##### INPUT RECORDS #####

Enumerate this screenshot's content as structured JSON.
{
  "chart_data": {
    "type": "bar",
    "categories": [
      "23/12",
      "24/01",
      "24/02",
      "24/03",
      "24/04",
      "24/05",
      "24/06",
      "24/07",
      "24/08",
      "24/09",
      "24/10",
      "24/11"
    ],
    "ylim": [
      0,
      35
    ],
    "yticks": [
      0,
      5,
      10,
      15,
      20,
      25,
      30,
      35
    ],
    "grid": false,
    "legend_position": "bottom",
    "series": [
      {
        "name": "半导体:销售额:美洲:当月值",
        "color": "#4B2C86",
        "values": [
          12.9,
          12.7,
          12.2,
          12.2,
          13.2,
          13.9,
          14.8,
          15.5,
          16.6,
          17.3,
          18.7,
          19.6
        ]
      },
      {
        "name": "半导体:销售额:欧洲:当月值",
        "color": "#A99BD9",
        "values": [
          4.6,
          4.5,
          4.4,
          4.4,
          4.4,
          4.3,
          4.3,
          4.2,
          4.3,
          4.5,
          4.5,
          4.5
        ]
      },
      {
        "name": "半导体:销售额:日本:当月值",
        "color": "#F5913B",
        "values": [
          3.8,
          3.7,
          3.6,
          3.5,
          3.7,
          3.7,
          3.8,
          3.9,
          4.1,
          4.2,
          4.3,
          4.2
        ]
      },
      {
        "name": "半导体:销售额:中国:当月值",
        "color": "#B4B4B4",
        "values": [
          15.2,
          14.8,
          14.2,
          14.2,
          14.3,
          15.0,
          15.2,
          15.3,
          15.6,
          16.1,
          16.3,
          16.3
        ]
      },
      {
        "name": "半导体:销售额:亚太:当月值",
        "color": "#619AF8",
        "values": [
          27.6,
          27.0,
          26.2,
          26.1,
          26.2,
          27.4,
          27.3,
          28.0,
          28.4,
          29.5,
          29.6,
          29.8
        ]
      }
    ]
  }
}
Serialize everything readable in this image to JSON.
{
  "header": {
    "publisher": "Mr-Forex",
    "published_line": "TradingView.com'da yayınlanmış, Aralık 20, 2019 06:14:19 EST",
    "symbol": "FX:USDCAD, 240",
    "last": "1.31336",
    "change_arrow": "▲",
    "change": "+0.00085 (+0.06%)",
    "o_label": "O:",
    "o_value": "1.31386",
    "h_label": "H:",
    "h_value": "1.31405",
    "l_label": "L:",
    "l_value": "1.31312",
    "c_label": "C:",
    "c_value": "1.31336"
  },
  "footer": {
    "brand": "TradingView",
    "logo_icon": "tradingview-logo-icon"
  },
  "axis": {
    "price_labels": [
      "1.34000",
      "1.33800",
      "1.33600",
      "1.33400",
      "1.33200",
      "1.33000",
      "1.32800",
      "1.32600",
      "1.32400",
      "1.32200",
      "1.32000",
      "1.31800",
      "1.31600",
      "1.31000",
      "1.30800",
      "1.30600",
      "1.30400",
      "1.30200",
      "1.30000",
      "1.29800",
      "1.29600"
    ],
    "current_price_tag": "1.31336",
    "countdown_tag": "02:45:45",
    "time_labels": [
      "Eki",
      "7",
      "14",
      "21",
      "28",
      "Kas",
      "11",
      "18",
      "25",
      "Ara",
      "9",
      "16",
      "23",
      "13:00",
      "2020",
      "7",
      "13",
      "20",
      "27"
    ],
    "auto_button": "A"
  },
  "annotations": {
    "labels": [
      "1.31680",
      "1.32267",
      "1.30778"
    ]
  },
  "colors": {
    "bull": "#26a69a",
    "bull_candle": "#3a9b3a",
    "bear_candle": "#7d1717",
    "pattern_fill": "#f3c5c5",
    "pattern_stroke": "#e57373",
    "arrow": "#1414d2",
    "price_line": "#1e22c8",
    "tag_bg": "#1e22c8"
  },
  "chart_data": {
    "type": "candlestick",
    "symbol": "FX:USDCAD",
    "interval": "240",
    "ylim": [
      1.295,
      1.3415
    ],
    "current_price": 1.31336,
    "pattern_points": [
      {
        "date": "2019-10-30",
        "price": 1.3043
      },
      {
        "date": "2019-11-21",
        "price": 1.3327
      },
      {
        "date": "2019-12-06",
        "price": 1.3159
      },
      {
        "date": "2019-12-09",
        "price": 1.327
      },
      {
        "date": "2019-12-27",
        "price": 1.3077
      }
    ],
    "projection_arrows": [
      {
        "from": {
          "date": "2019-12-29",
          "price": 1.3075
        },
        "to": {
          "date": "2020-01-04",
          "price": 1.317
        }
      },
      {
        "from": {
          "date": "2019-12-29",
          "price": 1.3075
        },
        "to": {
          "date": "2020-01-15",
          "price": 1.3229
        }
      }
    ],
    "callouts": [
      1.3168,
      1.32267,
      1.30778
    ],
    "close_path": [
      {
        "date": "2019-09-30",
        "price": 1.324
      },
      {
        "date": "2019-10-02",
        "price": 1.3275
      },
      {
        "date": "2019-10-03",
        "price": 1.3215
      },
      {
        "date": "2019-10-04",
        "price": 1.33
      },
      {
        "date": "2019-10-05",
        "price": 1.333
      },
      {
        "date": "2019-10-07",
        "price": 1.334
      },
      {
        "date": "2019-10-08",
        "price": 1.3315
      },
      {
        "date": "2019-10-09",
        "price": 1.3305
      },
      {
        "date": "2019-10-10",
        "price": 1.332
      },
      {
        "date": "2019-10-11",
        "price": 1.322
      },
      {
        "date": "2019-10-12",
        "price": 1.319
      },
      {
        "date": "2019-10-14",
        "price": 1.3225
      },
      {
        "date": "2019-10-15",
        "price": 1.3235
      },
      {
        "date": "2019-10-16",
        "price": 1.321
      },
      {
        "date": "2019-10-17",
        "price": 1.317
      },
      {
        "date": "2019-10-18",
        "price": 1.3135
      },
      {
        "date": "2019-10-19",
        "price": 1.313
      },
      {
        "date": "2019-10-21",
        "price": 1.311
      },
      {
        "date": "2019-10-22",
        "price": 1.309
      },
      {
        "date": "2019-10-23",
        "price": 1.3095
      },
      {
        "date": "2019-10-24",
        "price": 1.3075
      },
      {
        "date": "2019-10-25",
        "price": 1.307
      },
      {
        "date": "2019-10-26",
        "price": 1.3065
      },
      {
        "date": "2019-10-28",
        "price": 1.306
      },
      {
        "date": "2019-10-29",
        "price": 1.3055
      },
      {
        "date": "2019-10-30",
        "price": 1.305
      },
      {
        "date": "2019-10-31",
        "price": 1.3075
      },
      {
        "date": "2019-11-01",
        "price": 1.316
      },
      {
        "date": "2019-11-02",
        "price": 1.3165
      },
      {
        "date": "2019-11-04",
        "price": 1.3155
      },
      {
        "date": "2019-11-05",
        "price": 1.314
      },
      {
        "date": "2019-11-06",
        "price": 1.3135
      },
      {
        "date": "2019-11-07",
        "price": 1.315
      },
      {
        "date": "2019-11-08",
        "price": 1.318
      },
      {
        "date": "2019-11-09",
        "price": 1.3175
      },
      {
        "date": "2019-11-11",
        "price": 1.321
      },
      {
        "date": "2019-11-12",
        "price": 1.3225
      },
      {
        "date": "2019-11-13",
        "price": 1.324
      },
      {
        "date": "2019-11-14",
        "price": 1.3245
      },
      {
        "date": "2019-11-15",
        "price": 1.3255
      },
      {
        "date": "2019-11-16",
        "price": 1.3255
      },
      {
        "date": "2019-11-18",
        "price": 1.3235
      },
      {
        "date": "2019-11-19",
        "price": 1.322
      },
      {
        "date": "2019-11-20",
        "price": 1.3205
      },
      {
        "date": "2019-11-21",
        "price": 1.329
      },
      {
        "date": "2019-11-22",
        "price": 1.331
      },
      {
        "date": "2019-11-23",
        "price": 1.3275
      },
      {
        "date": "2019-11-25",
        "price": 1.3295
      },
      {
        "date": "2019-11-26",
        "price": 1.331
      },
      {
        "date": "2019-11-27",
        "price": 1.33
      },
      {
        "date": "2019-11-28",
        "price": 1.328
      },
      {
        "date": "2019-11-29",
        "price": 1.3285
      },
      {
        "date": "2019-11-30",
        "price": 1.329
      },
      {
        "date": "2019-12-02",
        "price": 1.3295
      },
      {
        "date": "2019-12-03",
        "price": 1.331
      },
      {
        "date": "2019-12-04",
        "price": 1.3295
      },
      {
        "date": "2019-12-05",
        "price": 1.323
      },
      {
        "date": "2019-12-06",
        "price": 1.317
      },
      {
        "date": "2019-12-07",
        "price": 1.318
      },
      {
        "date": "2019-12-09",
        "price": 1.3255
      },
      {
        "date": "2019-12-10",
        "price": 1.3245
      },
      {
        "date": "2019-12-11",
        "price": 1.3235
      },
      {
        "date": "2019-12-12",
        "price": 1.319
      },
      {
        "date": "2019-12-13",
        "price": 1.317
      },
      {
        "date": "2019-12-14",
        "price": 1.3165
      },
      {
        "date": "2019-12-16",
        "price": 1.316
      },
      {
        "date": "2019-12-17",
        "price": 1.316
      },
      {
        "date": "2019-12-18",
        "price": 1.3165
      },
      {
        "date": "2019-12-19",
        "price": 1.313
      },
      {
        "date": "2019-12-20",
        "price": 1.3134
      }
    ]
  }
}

#####

▶ [WHAT THE TASK REQUIRES]:
Gather each line in the entries above where the string "symbol" is found.

▶ [THE SOLUTION]:
    "symbol": "FX:USDCAD, 240",
    "symbol": "FX:USDCAD",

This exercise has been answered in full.